**AIM OF THE TASK:** Write out every entry word for word.

**DATA IN THIS EXERCISE:**
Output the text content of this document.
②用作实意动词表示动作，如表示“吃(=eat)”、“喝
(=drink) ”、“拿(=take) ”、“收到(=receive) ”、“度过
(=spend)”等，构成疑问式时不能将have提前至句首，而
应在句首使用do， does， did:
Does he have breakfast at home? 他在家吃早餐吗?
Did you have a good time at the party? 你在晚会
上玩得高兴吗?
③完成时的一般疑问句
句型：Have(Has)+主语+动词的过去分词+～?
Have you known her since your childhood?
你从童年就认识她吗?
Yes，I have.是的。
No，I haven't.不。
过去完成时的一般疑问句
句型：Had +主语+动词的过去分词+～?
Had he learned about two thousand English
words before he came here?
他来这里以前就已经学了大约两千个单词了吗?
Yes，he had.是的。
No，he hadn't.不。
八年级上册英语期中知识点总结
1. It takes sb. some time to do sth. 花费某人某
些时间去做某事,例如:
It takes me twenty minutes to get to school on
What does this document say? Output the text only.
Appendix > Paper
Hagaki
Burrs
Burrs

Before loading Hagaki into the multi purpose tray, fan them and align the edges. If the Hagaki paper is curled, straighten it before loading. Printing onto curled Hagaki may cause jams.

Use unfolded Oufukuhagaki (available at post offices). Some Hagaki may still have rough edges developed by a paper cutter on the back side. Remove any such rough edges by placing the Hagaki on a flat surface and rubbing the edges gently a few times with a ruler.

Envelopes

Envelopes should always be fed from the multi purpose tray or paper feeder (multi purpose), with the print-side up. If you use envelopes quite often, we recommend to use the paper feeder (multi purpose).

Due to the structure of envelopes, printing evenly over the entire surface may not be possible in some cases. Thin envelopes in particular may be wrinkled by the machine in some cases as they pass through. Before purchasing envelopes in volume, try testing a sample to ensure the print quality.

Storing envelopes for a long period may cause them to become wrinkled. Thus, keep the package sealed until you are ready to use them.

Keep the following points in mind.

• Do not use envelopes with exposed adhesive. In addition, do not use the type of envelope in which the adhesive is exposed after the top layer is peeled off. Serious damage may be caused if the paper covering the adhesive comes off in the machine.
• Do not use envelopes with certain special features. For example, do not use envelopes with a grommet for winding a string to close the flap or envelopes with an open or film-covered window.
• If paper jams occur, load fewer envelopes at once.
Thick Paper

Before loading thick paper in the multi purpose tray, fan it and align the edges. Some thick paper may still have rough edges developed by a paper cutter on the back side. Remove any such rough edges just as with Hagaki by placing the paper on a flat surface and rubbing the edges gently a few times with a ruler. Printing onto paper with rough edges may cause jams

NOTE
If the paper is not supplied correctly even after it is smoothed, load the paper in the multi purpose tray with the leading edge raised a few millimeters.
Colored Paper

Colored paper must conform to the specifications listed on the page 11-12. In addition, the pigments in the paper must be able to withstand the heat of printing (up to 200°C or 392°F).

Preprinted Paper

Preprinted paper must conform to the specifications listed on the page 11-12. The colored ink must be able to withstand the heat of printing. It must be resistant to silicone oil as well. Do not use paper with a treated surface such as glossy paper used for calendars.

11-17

**THE SOLUTION:**
Output the text content of this document.
②用作实意动词表示动作，如表示“吃(=eat)”、“喝
(=drink) ”、“拿(=take) ”、“收到(=receive) ”、“度过
(=spend)”等，构成疑问式时不能将have提前至句首，而
应在句首使用do， does， did:
Does he have breakfast at home? 他在家吃早餐吗?
Did you have a good time at the party? 你在晚会
上玩得高兴吗?
③完成时的一般疑问句
句型：Have(Has)+主语+动词的过去分词+～?
Have you known her since your childhood?
你从童年就认识她吗?
Yes，I have.是的。
No，I haven't.不。
过去完成时的一般疑问句
句型：Had +主语+动词的过去分词+～?
Had he learned about two thousand English
words before he came here?
他来这里以前就已经学了大约两千个单词了吗?
Yes，he had.是的。
No，he hadn't.不。
八年级上册英语期中知识点总结
1. It takes sb. some time to do sth. 花费某人某
些时间去做某事,例如:
It takes me twenty minutes to get to school on
What does this document say? Output the text only.
Appendix > Paper
Hagaki
Burrs
Burrs

Before loading Hagaki into the multi purpose tray, fan them and align the edges. If the Hagaki paper is curled, straighten it before loading. Printing onto curled Hagaki may cause jams.

Use unfolded Oufukuhagaki (available at post offices). Some Hagaki may still have rough edges developed by a paper cutter on the back side. Remove any such rough edges by placing the Hagaki on a flat surface and rubbing the edges gently a few times with a ruler.

Envelopes

Envelopes should always be fed from the multi purpose tray or paper feeder (multi purpose), with the print-side up. If you use envelopes quite often, we recommend to use the paper feeder (multi purpose).

Due to the structure of envelopes, printing evenly over the entire surface may not be possible in some cases. Thin envelopes in particular may be wrinkled by the machine in some cases as they pass through. Before purchasing envelopes in volume, try testing a sample to ensure the print quality.

Storing envelopes for a long period may cause them to become wrinkled. Thus, keep the package sealed until you are ready to use them.

Keep the following points in mind.

• Do not use envelopes with exposed adhesive. In addition, do not use the type of envelope in which the adhesive is exposed after the top layer is peeled off. Serious damage may be caused if the paper covering the adhesive comes off in the machine.
• Do not use envelopes with certain special features. For example, do not use envelopes with a grommet for winding a string to close the flap or envelopes with an open or film-covered window.
• If paper jams occur, load fewer envelopes at once.
Thick Paper

Before loading thick paper in the multi purpose tray, fan it and align the edges. Some thick paper may still have rough edges developed by a paper cutter on the back side. Remove any such rough edges just as with Hagaki by placing the paper on a flat surface and rubbing the edges gently a few times with a ruler. Printing onto paper with rough edges may cause jams

NOTE
If the paper is not supplied correctly even after it is smoothed, load the paper in the multi purpose tray with the leading edge raised a few millimeters.
Colored Paper

Colored paper must conform to the specifications listed on the page 11-12. In addition, the pigments in the paper must be able to withstand the heat of printing (up to 200°C or 392°F).

Preprinted Paper

Preprinted paper must conform to the specifications listed on the page 11-12. The colored ink must be able to withstand the heat of printing. It must be resistant to silicone oil as well. Do not use paper with a treated surface such as glossy paper used for calendars.

11-17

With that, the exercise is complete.